__Provided information__
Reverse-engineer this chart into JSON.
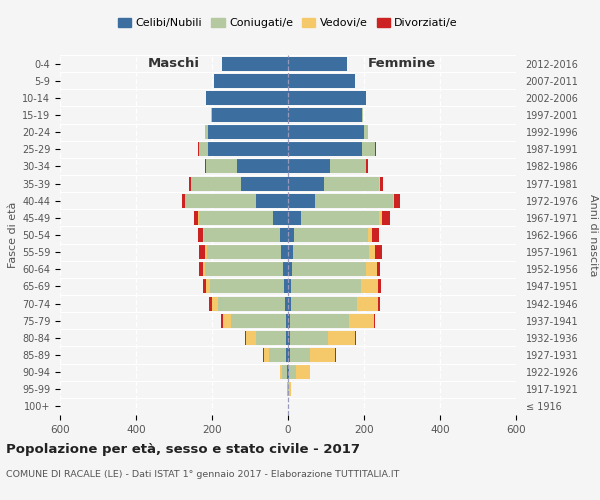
{
  "age_groups": [
    "100+",
    "95-99",
    "90-94",
    "85-89",
    "80-84",
    "75-79",
    "70-74",
    "65-69",
    "60-64",
    "55-59",
    "50-54",
    "45-49",
    "40-44",
    "35-39",
    "30-34",
    "25-29",
    "20-24",
    "15-19",
    "10-14",
    "5-9",
    "0-4"
  ],
  "birth_years": [
    "≤ 1916",
    "1917-1921",
    "1922-1926",
    "1927-1931",
    "1932-1936",
    "1937-1941",
    "1942-1946",
    "1947-1951",
    "1952-1956",
    "1957-1961",
    "1962-1966",
    "1967-1971",
    "1972-1976",
    "1977-1981",
    "1982-1986",
    "1987-1991",
    "1992-1996",
    "1997-2001",
    "2002-2006",
    "2007-2011",
    "2012-2016"
  ],
  "males": {
    "celibe": [
      0,
      0,
      2,
      4,
      5,
      6,
      8,
      10,
      14,
      18,
      22,
      40,
      85,
      125,
      135,
      210,
      210,
      200,
      215,
      195,
      175
    ],
    "coniugato": [
      1,
      2,
      15,
      45,
      80,
      145,
      175,
      195,
      205,
      195,
      200,
      195,
      185,
      130,
      80,
      25,
      8,
      2,
      0,
      0,
      0
    ],
    "vedovo": [
      0,
      1,
      5,
      15,
      25,
      20,
      18,
      12,
      6,
      5,
      3,
      2,
      1,
      0,
      0,
      0,
      0,
      0,
      0,
      0,
      0
    ],
    "divorziato": [
      0,
      0,
      0,
      1,
      3,
      5,
      6,
      8,
      10,
      15,
      12,
      10,
      8,
      5,
      3,
      2,
      1,
      0,
      0,
      0,
      0
    ]
  },
  "females": {
    "nubile": [
      0,
      0,
      2,
      4,
      5,
      5,
      7,
      8,
      10,
      12,
      15,
      35,
      70,
      95,
      110,
      195,
      200,
      195,
      205,
      175,
      155
    ],
    "coniugata": [
      1,
      3,
      20,
      55,
      100,
      155,
      175,
      185,
      195,
      200,
      195,
      205,
      205,
      145,
      95,
      35,
      10,
      2,
      0,
      0,
      0
    ],
    "vedova": [
      0,
      5,
      35,
      65,
      70,
      65,
      55,
      45,
      28,
      18,
      12,
      8,
      5,
      3,
      1,
      0,
      0,
      0,
      0,
      0,
      0
    ],
    "divorziata": [
      0,
      0,
      1,
      2,
      3,
      5,
      6,
      8,
      10,
      18,
      18,
      20,
      15,
      8,
      4,
      2,
      1,
      0,
      0,
      0,
      0
    ]
  },
  "colors": {
    "celibe": "#3c6fa0",
    "coniugato": "#b5c9a0",
    "vedovo": "#f5c96a",
    "divorziato": "#cc2222"
  },
  "title": "Popolazione per età, sesso e stato civile - 2017",
  "subtitle": "COMUNE DI RACALE (LE) - Dati ISTAT 1° gennaio 2017 - Elaborazione TUTTITALIA.IT",
  "xlabel_left": "Maschi",
  "xlabel_right": "Femmine",
  "ylabel_left": "Fasce di età",
  "ylabel_right": "Anni di nascita",
  "xlim": 600,
  "legend_labels": [
    "Celibi/Nubili",
    "Coniugati/e",
    "Vedovi/e",
    "Divorziati/e"
  ],
  "background_color": "#f5f5f5"
}
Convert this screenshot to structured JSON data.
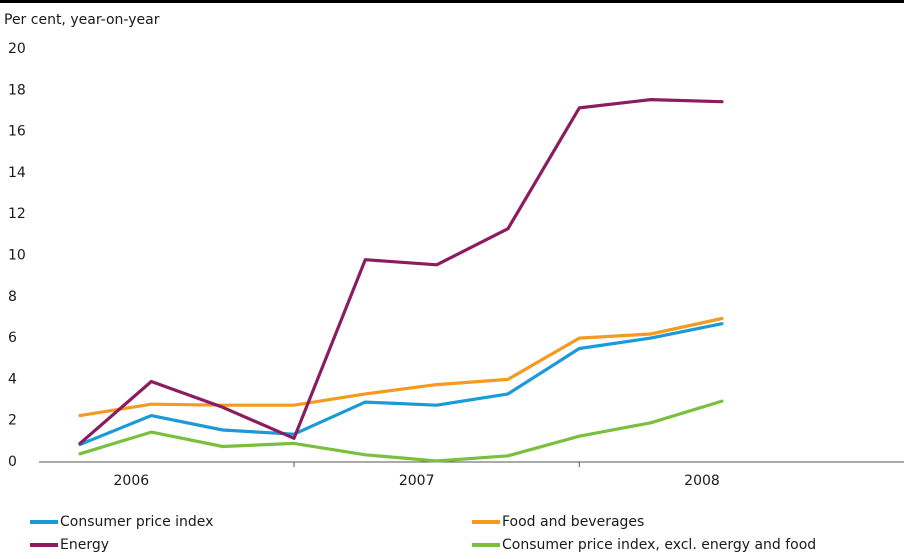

__Given problem__
Find every line containing the word "this", then give the total and nothing more.

__In response__
2